### [Records]
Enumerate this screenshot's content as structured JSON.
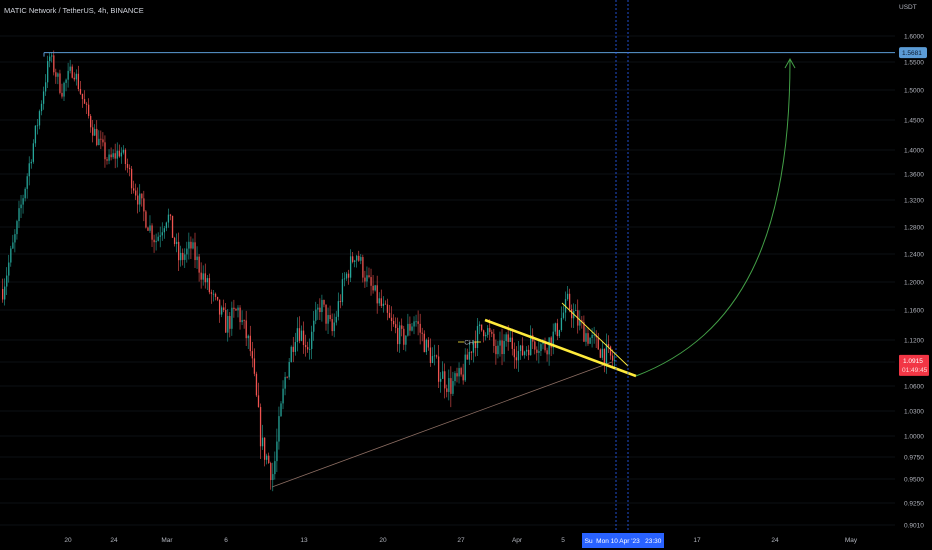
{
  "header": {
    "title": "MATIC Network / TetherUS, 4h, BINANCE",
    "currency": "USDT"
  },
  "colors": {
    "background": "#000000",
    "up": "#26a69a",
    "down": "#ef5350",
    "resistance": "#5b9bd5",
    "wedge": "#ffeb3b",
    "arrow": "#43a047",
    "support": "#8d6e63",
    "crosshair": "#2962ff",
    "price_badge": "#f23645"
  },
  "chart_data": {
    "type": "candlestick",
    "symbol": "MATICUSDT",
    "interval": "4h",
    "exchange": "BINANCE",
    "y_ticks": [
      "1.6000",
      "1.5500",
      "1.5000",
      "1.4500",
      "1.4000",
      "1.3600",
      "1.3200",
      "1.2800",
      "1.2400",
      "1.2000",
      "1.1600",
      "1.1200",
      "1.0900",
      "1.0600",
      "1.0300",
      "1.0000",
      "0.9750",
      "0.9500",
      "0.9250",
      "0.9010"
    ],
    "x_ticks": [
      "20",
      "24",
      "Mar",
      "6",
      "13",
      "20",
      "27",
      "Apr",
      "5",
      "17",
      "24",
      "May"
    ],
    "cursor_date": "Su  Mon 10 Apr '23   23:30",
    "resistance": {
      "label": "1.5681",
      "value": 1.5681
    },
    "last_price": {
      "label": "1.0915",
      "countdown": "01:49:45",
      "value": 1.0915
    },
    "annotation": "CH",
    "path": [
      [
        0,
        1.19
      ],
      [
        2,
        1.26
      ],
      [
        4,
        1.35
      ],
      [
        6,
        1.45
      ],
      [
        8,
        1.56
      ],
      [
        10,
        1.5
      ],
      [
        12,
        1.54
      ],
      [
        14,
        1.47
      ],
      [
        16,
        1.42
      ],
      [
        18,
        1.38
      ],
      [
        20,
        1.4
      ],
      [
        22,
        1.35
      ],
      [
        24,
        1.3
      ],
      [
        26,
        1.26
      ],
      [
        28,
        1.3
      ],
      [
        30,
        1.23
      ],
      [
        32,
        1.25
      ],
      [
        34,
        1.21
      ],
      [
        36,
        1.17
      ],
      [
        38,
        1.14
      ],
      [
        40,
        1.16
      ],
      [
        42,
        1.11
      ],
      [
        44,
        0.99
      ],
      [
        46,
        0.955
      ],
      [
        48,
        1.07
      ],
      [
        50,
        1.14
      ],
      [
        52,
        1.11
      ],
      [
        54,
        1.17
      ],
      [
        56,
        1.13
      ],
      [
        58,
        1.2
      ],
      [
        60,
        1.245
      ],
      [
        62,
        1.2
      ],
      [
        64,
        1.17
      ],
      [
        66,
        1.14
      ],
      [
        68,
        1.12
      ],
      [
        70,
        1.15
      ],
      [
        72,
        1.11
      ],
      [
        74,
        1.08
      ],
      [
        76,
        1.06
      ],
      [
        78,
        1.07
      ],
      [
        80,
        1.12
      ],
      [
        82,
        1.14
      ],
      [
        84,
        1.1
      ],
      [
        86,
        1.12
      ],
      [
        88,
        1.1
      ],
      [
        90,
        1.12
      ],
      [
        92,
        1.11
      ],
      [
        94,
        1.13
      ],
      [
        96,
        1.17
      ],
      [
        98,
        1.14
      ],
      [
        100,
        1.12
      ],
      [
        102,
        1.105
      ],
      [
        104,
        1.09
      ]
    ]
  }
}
---
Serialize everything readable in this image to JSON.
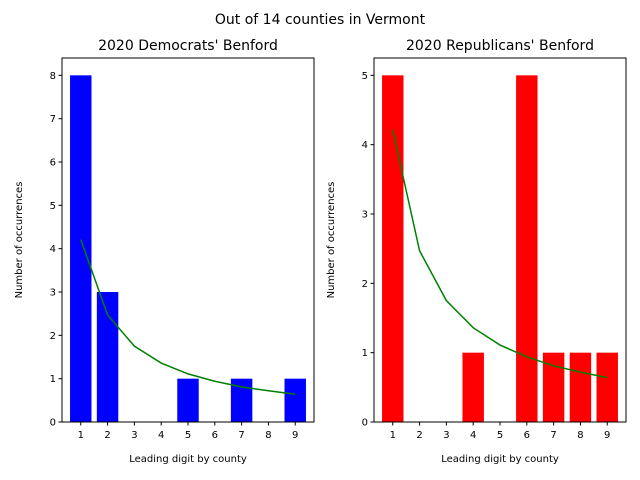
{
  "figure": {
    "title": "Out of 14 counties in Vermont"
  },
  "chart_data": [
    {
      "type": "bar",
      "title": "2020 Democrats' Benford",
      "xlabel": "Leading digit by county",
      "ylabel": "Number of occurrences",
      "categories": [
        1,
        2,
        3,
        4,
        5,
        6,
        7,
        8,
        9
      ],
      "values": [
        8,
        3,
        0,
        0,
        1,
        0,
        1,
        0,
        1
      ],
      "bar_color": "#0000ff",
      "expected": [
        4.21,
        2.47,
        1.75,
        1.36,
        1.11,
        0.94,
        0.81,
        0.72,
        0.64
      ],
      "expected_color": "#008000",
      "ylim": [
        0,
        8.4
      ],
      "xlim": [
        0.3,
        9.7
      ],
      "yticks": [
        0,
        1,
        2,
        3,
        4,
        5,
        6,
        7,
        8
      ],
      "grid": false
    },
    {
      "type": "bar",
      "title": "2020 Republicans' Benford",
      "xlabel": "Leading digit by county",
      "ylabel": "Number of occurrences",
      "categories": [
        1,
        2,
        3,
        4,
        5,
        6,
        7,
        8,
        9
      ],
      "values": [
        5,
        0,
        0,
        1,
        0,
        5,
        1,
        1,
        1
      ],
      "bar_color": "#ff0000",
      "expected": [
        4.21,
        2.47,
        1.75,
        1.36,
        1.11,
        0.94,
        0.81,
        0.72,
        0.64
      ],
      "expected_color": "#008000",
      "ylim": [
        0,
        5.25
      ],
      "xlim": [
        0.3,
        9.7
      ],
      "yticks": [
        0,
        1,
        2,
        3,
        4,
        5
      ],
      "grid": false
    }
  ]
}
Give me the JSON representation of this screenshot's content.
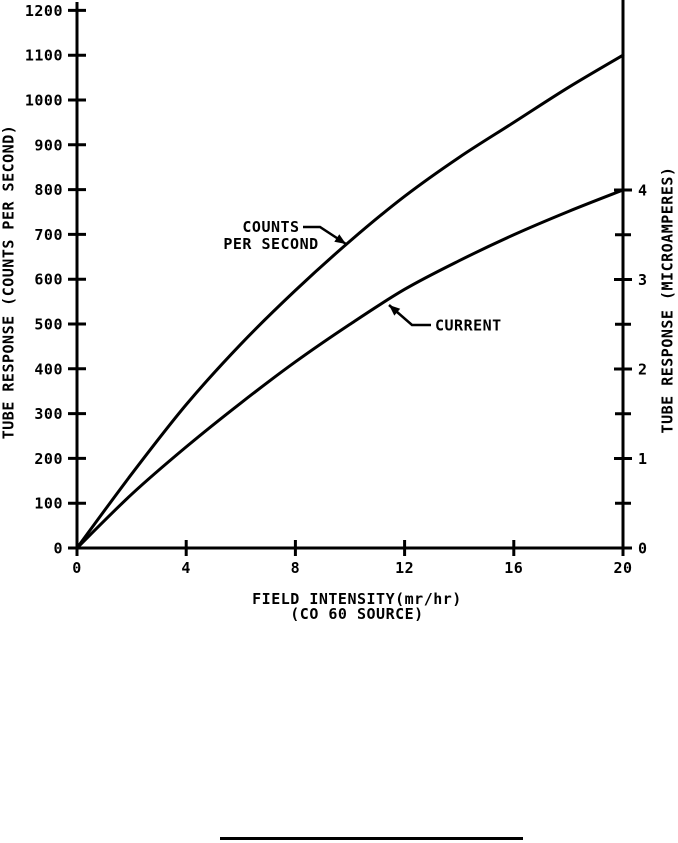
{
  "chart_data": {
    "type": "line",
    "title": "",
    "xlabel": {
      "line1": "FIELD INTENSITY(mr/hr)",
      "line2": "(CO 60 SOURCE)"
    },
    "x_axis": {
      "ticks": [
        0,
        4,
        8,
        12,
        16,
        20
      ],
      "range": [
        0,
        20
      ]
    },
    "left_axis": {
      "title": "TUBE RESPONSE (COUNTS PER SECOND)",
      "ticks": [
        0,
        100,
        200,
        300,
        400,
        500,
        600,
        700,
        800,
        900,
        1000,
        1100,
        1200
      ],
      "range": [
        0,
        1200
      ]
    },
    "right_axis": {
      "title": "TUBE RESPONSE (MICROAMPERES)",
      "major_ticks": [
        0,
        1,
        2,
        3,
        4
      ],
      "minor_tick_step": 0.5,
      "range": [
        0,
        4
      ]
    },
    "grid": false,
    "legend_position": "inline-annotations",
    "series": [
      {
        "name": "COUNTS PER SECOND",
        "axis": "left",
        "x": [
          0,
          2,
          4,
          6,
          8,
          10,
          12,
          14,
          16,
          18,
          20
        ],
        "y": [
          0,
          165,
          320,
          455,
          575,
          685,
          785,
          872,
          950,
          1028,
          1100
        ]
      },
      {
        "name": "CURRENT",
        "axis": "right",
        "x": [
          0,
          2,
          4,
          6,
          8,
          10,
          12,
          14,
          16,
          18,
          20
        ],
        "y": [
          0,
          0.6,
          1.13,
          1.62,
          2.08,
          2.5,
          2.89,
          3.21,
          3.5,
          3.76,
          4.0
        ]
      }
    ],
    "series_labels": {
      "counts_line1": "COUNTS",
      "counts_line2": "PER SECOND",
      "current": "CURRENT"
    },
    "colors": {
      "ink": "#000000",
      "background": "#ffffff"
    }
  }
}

### [EXERCISE DETAILS]
Which lines hold the string "background"? List them all.

### [ANSWER FOR THE TASK]
    "background": "#000000",
      "background": "#ffffff"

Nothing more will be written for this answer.